━━━ Dataset entries ━━━

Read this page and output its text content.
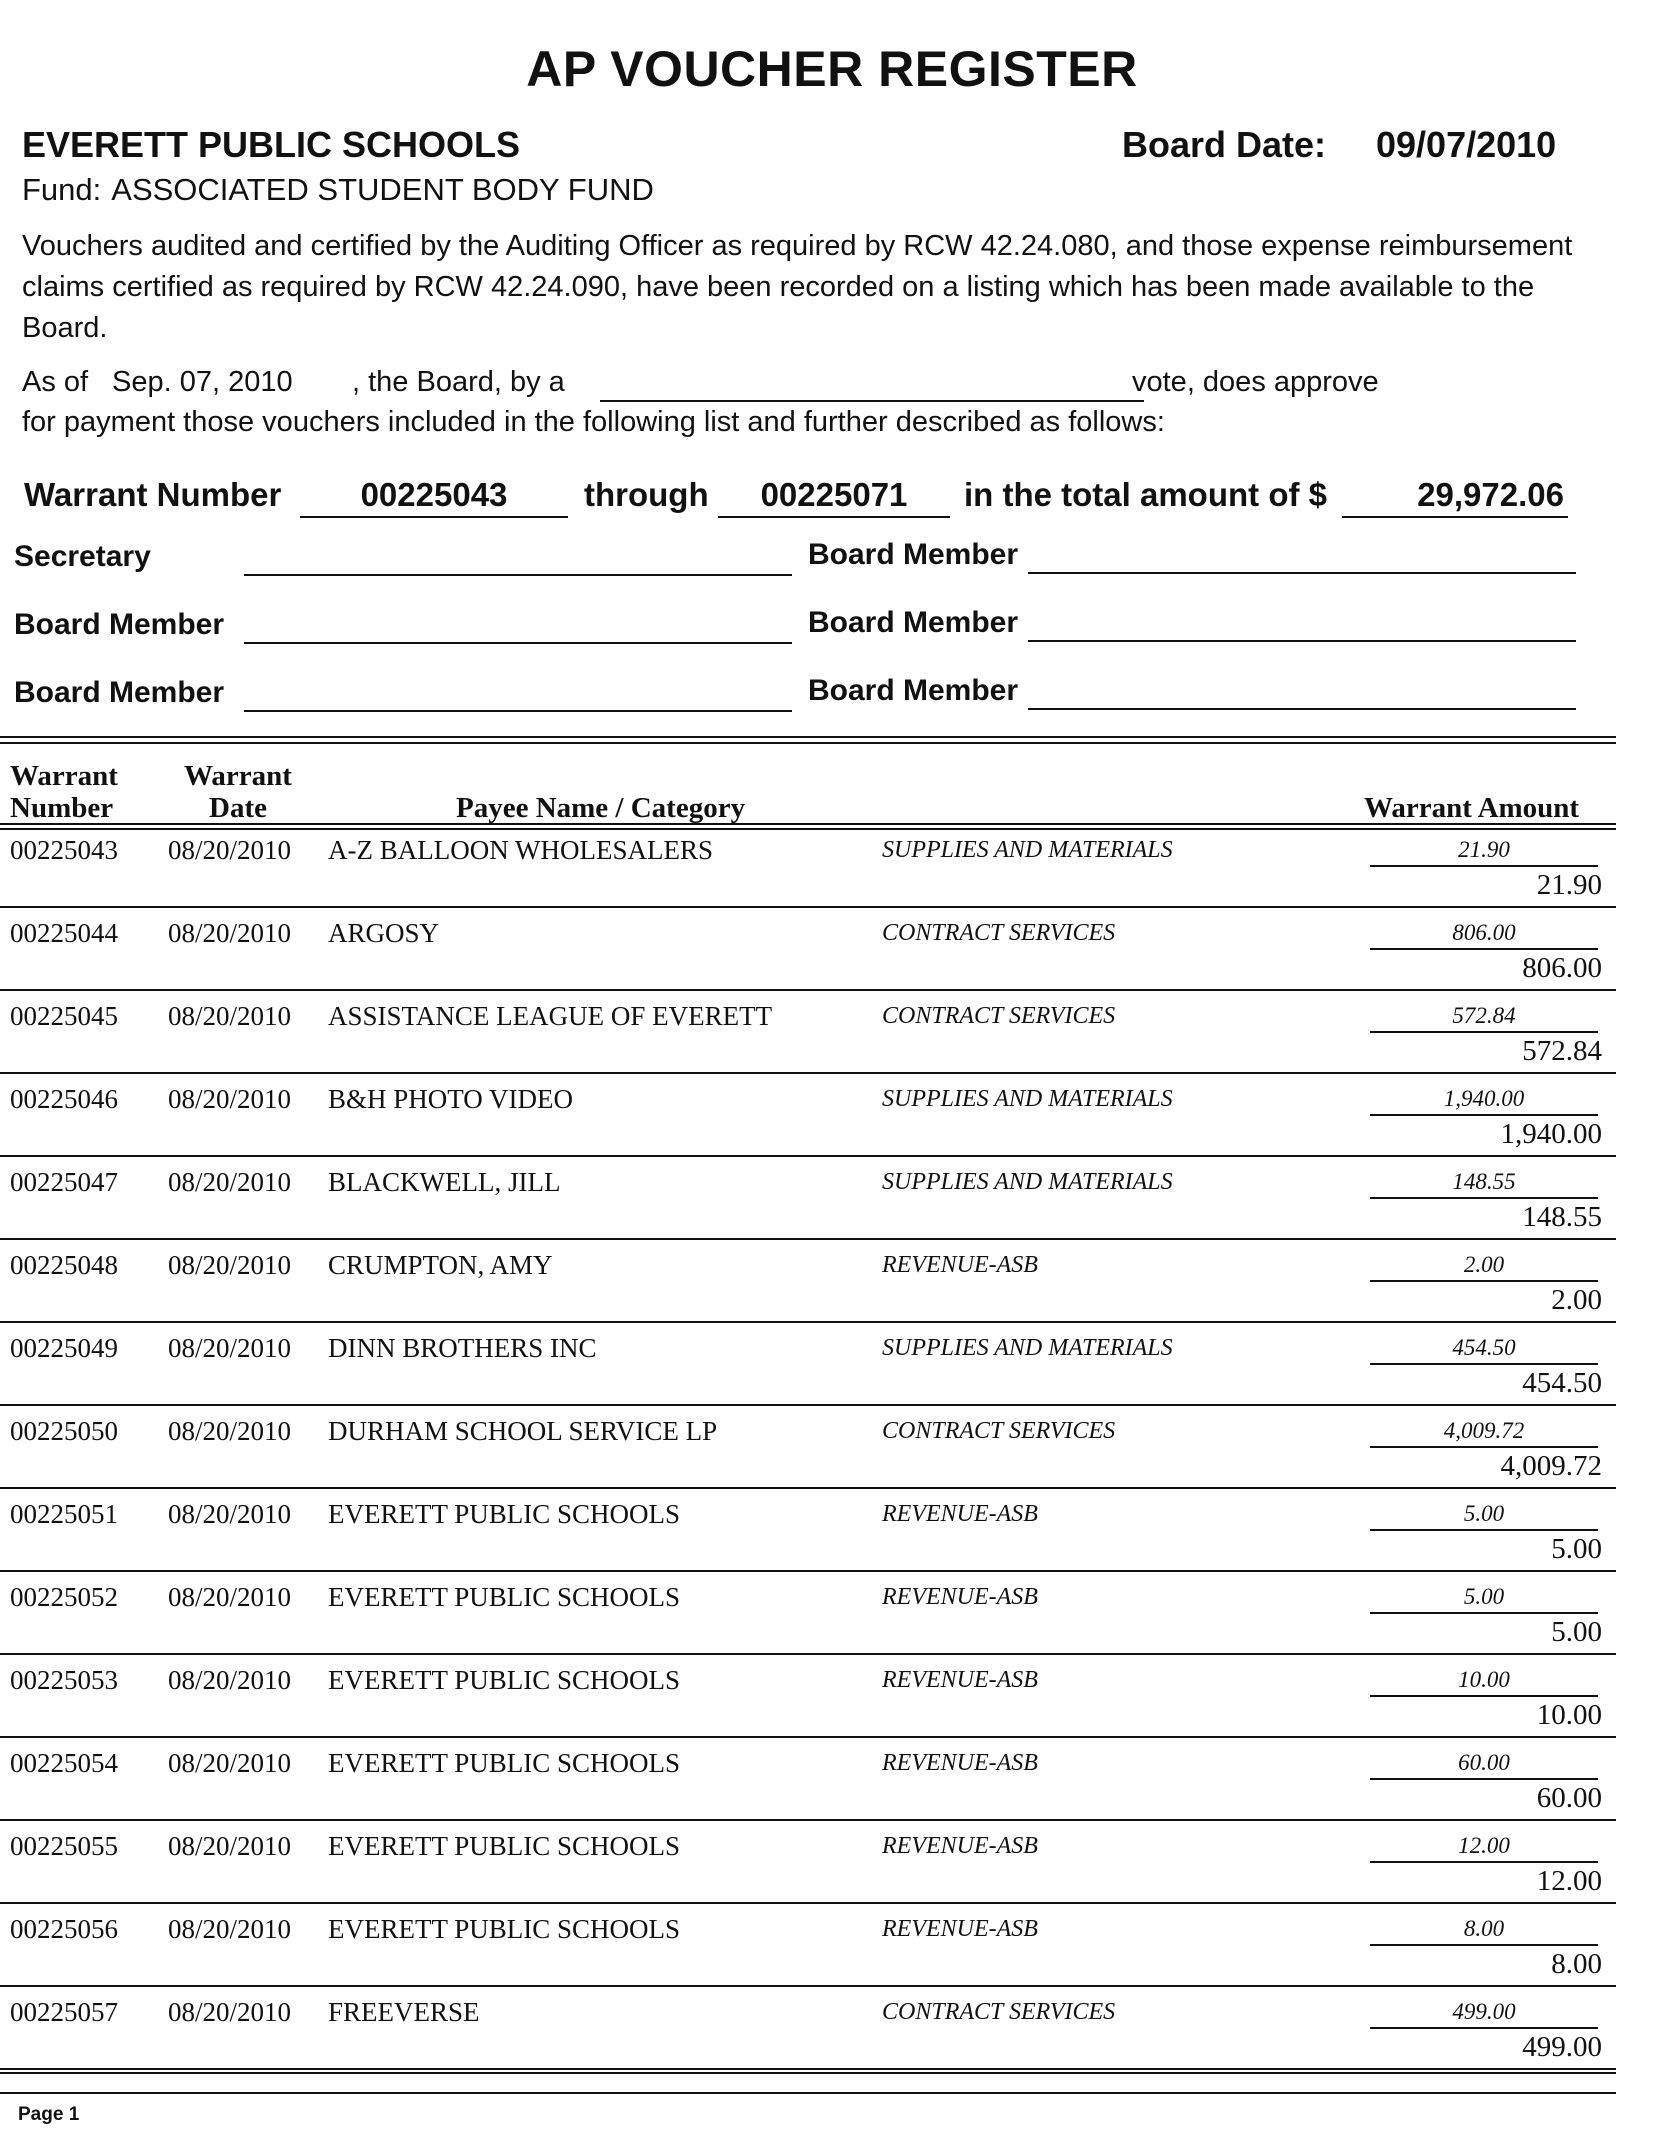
AP VOUCHER REGISTER
EVERETT PUBLIC SCHOOLS	Board Date: 09/07/2010
Fund: ASSOCIATED STUDENT BODY FUND
Vouchers audited and certified by the Auditing Officer as required by RCW 42.24.080, and those expense reimbursement claims certified as required by RCW 42.24.090, have been recorded on a listing which has been made available to the Board.
As of Sep. 07, 2010 , the Board, by a	vote, does approve
for payment those vouchers included in the following list and further described as follows:
Warrant Number	00225043	through	00225071	in the total amount of $	29,972.06
Secretary	Board Member
Board Member	Board Member
Board Member	Board Member
Warrant
Number
Warrant
Date	Payee Name / Category	Warrant Amount
00225043 08/20/2010 A-Z BALLOON WHOLESALERS	SUPPLIES AND MATERIALS	21.90
21.90
00225044 08/20/2010 ARGOSY	CONTRACT SERVICES	806.00
806.00
00225045 08/20/2010 ASSISTANCE LEAGUE OF EVERETT	CONTRACT SERVICES	572.84
572.84
00225046 08/20/2010 B&H PHOTO VIDEO	SUPPLIES AND MATERIALS	1,940.00
1,940.00
00225047 08/20/2010 BLACKWELL, JILL	SUPPLIES AND MATERIALS	148.55
148.55
00225048 08/20/2010 CRUMPTON, AMY	REVENUE-ASB	2.00
2.00
00225049 08/20/2010 DINN BROTHERS INC	SUPPLIES AND MATERIALS	454.50
454.50
00225050 08/20/2010 DURHAM SCHOOL SERVICE LP	CONTRACT SERVICES	4,009.72
4,009.72
00225051 08/20/2010 EVERETT PUBLIC SCHOOLS	REVENUE-ASB	5.00
5.00
00225052 08/20/2010 EVERETT PUBLIC SCHOOLS	REVENUE-ASB	5.00
5.00
00225053 08/20/2010 EVERETT PUBLIC SCHOOLS	REVENUE-ASB	10.00
10.00
00225054 08/20/2010 EVERETT PUBLIC SCHOOLS	REVENUE-ASB	60.00
60.00
00225055 08/20/2010 EVERETT PUBLIC SCHOOLS	REVENUE-ASB	12.00
12.00
00225056 08/20/2010 EVERETT PUBLIC SCHOOLS	REVENUE-ASB	8.00
8.00
00225057 08/20/2010 FREEVERSE	CONTRACT SERVICES	499.00
499.00
Page 1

━━━

Task to complete: State how many lines of the material contain the string "those", with no other words.

Solution below: 2